◆ Records to use:

-- -- --

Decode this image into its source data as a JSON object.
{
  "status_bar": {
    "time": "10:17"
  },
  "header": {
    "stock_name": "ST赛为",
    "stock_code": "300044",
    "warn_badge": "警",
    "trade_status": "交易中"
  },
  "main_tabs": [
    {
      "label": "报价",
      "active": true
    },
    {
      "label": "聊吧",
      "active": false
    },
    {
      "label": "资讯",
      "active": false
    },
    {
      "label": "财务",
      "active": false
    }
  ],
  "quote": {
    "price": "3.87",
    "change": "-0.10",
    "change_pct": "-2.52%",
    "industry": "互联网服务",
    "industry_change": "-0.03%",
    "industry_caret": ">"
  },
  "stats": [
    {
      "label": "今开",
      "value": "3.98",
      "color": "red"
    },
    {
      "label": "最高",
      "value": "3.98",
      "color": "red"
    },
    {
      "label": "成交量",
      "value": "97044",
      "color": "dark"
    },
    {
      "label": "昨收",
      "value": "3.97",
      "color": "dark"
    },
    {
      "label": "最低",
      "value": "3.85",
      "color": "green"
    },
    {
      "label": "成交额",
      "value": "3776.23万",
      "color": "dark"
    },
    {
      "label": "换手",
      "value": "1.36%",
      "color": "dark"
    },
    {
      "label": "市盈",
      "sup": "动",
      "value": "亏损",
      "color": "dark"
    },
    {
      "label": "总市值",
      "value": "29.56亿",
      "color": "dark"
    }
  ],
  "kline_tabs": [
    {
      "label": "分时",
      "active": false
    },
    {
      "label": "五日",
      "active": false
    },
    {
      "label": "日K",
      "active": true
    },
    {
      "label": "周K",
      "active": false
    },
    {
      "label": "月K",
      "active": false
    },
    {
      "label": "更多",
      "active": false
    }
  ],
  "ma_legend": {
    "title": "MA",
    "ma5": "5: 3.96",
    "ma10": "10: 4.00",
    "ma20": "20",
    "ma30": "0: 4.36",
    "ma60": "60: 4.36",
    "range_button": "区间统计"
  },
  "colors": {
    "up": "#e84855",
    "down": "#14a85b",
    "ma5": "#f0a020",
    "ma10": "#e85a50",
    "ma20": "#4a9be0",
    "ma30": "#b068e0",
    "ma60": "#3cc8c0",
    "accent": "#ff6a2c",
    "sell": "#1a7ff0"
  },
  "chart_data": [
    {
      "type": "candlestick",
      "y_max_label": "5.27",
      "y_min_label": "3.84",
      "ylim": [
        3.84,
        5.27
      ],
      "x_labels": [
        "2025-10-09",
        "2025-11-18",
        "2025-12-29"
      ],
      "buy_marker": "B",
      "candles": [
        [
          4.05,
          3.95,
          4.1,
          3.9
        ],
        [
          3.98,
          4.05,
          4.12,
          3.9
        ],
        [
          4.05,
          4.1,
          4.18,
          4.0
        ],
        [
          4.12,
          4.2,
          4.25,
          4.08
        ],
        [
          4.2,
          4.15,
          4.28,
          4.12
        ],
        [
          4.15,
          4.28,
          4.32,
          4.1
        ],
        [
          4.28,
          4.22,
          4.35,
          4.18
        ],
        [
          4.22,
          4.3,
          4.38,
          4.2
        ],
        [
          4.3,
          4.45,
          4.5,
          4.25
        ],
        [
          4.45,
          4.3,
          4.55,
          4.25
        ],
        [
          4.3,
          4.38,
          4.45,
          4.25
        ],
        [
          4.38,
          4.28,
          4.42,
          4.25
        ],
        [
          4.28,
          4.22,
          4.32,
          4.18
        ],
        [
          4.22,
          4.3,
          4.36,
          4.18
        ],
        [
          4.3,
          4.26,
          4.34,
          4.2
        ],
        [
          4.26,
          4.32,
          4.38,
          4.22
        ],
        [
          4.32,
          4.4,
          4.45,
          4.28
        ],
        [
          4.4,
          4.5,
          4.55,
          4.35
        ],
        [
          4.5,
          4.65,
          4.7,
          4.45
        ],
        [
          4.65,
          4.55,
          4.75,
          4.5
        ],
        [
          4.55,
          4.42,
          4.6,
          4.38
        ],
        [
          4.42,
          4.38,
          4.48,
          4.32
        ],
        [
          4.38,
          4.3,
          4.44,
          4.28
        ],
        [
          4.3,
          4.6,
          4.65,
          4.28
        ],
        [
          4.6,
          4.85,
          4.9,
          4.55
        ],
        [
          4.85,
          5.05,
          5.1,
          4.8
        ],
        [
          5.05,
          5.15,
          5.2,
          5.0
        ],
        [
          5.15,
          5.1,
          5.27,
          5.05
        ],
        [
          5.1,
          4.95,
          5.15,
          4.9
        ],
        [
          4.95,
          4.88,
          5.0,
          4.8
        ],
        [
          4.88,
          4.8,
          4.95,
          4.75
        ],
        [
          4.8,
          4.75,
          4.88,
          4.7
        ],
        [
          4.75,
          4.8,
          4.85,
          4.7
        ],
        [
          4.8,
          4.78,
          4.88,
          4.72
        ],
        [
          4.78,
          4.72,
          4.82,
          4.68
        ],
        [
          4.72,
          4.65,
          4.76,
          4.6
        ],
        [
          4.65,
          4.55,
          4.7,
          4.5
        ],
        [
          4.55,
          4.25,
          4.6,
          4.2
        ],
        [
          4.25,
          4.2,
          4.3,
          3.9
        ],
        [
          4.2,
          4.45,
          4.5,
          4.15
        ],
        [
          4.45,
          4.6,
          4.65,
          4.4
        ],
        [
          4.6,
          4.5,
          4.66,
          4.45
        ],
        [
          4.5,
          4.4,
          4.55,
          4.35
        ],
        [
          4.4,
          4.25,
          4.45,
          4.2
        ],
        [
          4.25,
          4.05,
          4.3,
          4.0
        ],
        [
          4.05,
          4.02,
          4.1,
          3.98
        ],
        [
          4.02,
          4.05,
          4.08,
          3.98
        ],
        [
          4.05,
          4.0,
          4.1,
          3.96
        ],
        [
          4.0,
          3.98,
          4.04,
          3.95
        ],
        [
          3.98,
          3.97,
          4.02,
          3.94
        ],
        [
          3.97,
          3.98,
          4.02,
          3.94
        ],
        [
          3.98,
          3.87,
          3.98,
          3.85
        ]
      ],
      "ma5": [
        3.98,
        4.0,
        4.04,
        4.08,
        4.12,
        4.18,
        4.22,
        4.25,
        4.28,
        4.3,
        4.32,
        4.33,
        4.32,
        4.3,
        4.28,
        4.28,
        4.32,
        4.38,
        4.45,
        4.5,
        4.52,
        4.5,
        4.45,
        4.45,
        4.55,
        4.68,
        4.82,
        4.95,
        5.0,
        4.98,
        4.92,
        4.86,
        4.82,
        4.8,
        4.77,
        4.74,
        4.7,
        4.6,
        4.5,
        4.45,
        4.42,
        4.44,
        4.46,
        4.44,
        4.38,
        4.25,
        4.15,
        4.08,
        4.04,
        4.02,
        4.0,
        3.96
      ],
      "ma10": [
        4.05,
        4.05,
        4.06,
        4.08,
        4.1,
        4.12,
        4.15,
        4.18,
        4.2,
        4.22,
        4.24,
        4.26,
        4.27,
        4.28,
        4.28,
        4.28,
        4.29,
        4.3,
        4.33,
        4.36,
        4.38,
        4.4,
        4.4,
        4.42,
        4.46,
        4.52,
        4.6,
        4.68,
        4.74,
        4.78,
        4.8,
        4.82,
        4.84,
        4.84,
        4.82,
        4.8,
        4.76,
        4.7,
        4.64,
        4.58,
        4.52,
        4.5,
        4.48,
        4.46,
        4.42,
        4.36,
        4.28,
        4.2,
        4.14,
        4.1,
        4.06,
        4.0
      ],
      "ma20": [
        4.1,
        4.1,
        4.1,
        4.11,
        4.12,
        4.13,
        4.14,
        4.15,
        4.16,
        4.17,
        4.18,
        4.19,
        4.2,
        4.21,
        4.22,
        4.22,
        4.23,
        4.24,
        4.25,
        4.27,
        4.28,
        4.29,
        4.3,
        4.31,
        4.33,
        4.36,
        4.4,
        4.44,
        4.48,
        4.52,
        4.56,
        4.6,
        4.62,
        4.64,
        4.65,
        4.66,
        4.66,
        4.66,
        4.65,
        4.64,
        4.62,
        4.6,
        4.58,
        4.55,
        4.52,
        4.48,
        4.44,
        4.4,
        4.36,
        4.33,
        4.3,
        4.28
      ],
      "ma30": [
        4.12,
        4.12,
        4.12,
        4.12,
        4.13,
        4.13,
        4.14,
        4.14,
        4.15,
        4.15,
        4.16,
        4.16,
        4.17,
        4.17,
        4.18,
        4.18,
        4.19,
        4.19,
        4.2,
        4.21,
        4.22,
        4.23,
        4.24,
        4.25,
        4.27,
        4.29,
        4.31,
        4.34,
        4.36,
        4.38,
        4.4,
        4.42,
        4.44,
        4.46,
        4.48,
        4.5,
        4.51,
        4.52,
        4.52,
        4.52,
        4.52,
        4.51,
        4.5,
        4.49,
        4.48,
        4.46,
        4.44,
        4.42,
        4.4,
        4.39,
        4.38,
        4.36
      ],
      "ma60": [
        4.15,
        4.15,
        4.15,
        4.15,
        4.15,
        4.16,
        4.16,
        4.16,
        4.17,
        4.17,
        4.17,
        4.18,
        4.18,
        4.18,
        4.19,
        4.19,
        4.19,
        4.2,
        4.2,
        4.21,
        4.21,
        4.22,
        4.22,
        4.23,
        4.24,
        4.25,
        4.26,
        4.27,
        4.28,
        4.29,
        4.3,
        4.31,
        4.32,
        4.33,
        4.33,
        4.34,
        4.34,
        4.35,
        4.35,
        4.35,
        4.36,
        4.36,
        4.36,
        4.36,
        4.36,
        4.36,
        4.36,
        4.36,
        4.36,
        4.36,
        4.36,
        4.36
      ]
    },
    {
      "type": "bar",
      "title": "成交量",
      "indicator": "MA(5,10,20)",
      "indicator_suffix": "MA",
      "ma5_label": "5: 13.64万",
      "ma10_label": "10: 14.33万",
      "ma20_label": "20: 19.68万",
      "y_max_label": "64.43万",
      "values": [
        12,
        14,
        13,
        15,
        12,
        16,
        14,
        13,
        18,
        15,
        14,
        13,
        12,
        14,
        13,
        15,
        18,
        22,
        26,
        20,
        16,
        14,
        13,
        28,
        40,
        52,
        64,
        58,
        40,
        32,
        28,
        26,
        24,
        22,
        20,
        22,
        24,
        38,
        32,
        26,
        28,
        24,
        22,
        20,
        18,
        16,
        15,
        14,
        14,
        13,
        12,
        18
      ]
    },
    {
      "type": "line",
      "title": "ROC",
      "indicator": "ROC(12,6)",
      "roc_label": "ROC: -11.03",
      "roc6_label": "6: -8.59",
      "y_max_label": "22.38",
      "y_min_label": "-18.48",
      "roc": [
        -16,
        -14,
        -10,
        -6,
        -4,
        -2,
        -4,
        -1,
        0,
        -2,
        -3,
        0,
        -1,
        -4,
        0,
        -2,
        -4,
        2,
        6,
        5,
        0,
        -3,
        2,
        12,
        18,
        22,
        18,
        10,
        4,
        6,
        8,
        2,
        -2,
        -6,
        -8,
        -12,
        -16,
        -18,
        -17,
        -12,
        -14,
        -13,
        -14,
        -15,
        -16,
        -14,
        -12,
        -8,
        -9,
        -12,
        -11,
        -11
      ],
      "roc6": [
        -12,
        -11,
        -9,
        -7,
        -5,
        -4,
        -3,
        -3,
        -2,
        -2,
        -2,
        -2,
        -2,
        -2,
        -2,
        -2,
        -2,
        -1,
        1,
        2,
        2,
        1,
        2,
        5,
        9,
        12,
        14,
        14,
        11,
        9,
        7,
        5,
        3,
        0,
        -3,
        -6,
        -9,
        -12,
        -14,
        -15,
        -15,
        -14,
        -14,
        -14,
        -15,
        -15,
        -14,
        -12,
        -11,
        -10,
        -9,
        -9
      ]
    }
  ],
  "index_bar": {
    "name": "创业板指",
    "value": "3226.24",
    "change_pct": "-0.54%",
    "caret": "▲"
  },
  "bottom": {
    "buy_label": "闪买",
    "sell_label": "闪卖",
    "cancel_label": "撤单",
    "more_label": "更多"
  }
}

-- -- --

◆ Goal:
Return every line above that contains the word "type".

◆ Solution for this exercise:
      "type": "candlestick",
      "type": "bar",
      "type": "line",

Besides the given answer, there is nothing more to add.